WHAT THE TASK ASKS: Repeat every record below exactly as it appears.

ITEMS:
════════
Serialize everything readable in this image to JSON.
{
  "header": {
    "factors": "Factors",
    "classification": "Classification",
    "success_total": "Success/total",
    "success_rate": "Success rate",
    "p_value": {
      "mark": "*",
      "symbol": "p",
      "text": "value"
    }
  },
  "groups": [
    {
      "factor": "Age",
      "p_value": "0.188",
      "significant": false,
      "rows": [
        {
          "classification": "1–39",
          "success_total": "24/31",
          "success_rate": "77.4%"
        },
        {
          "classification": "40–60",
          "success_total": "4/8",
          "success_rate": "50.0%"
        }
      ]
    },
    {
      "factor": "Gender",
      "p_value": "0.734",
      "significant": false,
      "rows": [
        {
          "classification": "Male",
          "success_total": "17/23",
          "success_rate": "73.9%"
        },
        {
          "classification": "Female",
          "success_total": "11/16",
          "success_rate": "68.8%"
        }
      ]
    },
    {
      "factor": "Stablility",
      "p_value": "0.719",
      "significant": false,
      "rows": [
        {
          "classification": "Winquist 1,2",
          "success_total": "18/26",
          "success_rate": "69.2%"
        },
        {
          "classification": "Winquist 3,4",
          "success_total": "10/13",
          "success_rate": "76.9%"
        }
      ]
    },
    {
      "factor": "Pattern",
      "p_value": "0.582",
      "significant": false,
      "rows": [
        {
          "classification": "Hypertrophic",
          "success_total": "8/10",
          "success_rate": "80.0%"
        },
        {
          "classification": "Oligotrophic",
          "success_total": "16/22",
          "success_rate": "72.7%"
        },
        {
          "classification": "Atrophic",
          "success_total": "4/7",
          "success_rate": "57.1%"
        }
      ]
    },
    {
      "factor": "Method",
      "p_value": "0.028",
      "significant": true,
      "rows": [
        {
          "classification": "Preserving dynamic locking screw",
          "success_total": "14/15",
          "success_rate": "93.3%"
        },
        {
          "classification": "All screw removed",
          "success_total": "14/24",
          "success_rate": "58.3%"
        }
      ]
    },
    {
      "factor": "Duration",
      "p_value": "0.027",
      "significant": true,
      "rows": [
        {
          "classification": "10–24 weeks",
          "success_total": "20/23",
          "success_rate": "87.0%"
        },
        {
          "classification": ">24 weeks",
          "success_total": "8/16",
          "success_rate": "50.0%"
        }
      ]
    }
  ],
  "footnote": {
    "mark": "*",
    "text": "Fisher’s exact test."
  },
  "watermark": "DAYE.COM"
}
════════
EXERCISE RESULT:
Serialize everything readable in this image to JSON.
{
  "header": {
    "factors": "Factors",
    "classification": "Classification",
    "success_total": "Success/total",
    "success_rate": "Success rate",
    "p_value": {
      "mark": "*",
      "symbol": "p",
      "text": "value"
    }
  },
  "groups": [
    {
      "factor": "Age",
      "p_value": "0.188",
      "significant": false,
      "rows": [
        {
          "classification": "1–39",
          "success_total": "24/31",
          "success_rate": "77.4%"
        },
        {
          "classification": "40–60",
          "success_total": "4/8",
          "success_rate": "50.0%"
        }
      ]
    },
    {
      "factor": "Gender",
      "p_value": "0.734",
      "significant": false,
      "rows": [
        {
          "classification": "Male",
          "success_total": "17/23",
          "success_rate": "73.9%"
        },
        {
          "classification": "Female",
          "success_total": "11/16",
          "success_rate": "68.8%"
        }
      ]
    },
    {
      "factor": "Stablility",
      "p_value": "0.719",
      "significant": false,
      "rows": [
        {
          "classification": "Winquist 1,2",
          "success_total": "18/26",
          "success_rate": "69.2%"
        },
        {
          "classification": "Winquist 3,4",
          "success_total": "10/13",
          "success_rate": "76.9%"
        }
      ]
    },
    {
      "factor": "Pattern",
      "p_value": "0.582",
      "significant": false,
      "rows": [
        {
          "classification": "Hypertrophic",
          "success_total": "8/10",
          "success_rate": "80.0%"
        },
        {
          "classification": "Oligotrophic",
          "success_total": "16/22",
          "success_rate": "72.7%"
        },
        {
          "classification": "Atrophic",
          "success_total": "4/7",
          "success_rate": "57.1%"
        }
      ]
    },
    {
      "factor": "Method",
      "p_value": "0.028",
      "significant": true,
      "rows": [
        {
          "classification": "Preserving dynamic locking screw",
          "success_total": "14/15",
          "success_rate": "93.3%"
        },
        {
          "classification": "All screw removed",
          "success_total": "14/24",
          "success_rate": "58.3%"
        }
      ]
    },
    {
      "factor": "Duration",
      "p_value": "0.027",
      "significant": true,
      "rows": [
        {
          "classification": "10–24 weeks",
          "success_total": "20/23",
          "success_rate": "87.0%"
        },
        {
          "classification": ">24 weeks",
          "success_total": "8/16",
          "success_rate": "50.0%"
        }
      ]
    }
  ],
  "footnote": {
    "mark": "*",
    "text": "Fisher’s exact test."
  },
  "watermark": "DAYE.COM"
}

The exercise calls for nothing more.